§ **DATA PROVIDED**
☆ ☆ ☆
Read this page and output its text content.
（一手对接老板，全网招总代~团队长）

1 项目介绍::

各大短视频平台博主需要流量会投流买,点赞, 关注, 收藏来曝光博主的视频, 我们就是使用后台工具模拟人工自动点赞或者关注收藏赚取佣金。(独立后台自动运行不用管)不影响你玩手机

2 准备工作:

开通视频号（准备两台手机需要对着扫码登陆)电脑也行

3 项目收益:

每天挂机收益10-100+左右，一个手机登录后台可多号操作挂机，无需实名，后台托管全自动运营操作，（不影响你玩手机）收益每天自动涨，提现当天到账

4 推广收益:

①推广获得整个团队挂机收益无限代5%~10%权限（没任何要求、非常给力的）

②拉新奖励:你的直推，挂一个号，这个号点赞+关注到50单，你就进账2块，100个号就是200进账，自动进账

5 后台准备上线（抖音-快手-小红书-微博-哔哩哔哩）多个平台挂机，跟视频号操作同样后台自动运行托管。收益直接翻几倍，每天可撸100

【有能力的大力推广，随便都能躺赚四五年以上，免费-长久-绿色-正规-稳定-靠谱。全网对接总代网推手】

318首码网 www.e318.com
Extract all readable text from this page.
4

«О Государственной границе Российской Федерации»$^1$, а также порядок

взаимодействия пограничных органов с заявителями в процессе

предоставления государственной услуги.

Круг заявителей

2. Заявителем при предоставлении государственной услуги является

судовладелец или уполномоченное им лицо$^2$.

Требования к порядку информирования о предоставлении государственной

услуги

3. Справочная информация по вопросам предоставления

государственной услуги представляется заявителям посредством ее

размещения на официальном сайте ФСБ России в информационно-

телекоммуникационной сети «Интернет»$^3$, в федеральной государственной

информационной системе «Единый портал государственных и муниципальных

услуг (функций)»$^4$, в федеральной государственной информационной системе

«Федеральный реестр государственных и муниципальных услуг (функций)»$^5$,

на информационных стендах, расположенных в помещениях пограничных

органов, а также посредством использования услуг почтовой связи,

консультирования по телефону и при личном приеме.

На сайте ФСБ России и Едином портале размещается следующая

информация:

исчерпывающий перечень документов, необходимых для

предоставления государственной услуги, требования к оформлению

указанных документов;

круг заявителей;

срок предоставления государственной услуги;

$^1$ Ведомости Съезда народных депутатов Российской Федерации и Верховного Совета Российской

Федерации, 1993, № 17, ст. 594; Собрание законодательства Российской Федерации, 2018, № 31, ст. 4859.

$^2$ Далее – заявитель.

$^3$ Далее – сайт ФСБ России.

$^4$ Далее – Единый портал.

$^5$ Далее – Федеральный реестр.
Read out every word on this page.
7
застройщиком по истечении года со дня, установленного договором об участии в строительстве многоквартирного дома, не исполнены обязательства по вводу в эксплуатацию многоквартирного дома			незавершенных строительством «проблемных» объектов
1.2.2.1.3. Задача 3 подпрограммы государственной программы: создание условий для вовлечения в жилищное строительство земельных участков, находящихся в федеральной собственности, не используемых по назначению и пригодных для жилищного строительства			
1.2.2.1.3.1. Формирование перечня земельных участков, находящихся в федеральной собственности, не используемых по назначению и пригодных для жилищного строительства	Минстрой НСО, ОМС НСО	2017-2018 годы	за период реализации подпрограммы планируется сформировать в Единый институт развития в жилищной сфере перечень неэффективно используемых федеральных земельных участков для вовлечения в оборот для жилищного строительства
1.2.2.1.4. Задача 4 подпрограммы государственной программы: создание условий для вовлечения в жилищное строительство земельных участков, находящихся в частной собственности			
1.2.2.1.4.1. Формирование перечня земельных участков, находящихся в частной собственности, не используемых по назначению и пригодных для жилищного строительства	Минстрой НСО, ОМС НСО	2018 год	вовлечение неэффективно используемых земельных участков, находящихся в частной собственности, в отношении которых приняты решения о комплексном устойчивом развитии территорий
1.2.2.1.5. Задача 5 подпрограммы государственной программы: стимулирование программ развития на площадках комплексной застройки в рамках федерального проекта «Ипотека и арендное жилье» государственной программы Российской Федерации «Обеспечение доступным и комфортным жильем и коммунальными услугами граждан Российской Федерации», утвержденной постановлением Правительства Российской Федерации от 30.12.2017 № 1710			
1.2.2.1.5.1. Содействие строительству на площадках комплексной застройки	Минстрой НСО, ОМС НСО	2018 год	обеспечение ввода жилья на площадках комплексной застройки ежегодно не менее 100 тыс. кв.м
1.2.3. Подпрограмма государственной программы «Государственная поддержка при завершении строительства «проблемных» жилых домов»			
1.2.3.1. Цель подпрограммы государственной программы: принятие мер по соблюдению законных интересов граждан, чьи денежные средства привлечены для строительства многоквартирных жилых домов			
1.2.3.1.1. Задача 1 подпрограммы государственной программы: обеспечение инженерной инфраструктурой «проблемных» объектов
☆ ☆ ☆
Copy out each line in the preceding records that contains "посредством".

§ **REPLY**
государственной услуги представляется заявителям посредством ее
органов, а также посредством использования услуг почтовой связи,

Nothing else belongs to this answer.